Description of the task — The lines to copy are those with "Micatrol" in them. Pull each one from the entries below.

Data to examine START

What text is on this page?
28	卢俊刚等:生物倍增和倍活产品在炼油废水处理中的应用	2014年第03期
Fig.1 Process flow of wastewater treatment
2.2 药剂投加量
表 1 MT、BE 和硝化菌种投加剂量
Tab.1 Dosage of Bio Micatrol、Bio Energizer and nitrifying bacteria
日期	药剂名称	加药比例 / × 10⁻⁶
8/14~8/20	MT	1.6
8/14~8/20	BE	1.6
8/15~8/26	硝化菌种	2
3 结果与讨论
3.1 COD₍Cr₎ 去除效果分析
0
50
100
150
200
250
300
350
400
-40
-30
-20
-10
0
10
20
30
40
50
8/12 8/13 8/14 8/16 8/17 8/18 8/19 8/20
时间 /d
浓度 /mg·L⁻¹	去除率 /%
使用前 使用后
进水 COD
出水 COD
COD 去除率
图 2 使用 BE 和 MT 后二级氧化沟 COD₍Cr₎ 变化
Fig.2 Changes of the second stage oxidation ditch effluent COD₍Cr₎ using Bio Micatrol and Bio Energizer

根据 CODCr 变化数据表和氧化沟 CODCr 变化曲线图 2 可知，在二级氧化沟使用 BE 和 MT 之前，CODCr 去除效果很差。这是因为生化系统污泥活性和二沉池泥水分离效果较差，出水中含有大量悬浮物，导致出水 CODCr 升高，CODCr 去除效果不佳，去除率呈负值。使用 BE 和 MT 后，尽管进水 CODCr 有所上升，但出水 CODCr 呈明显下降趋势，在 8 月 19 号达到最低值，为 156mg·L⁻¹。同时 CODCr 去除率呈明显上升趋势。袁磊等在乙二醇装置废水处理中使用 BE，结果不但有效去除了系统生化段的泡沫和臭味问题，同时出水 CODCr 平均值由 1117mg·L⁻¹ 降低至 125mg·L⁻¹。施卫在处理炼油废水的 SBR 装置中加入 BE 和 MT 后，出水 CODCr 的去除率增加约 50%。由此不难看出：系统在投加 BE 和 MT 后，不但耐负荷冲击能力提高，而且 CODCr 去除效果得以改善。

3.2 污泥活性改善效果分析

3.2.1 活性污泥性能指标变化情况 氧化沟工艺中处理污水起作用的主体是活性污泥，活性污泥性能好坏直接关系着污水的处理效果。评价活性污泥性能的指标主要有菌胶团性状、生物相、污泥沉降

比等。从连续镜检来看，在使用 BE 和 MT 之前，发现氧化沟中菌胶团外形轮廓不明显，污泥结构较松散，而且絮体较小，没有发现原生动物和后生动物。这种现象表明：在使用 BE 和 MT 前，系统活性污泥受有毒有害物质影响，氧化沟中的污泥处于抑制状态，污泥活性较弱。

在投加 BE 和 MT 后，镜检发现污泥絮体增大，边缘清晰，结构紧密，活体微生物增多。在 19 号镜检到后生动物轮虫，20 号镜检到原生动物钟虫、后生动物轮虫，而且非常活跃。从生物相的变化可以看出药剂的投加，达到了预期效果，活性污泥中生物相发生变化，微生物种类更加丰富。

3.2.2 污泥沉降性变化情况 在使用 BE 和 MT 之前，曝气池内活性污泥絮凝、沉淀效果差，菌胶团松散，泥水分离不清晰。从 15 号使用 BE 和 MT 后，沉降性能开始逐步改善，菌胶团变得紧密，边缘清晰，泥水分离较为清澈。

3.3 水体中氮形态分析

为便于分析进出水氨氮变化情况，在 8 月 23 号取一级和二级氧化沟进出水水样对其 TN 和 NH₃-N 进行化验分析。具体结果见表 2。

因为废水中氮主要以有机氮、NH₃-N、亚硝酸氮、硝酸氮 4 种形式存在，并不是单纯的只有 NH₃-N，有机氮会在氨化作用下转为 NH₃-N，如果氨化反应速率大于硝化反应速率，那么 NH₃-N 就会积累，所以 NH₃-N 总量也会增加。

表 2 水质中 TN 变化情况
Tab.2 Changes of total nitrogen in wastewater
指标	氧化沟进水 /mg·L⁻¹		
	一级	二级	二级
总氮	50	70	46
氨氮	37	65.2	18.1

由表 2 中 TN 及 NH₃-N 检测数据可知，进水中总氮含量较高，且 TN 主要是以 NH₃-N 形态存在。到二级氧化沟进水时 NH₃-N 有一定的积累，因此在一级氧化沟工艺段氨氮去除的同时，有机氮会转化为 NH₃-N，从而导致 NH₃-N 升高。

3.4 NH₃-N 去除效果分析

Data to examine END

Written response —
Tab.1 Dosage of Bio Micatrol、Bio Energizer and nitrifying bacteria
Fig.2 Changes of the second stage oxidation ditch effluent COD₍Cr₎ using Bio Micatrol and Bio Energizer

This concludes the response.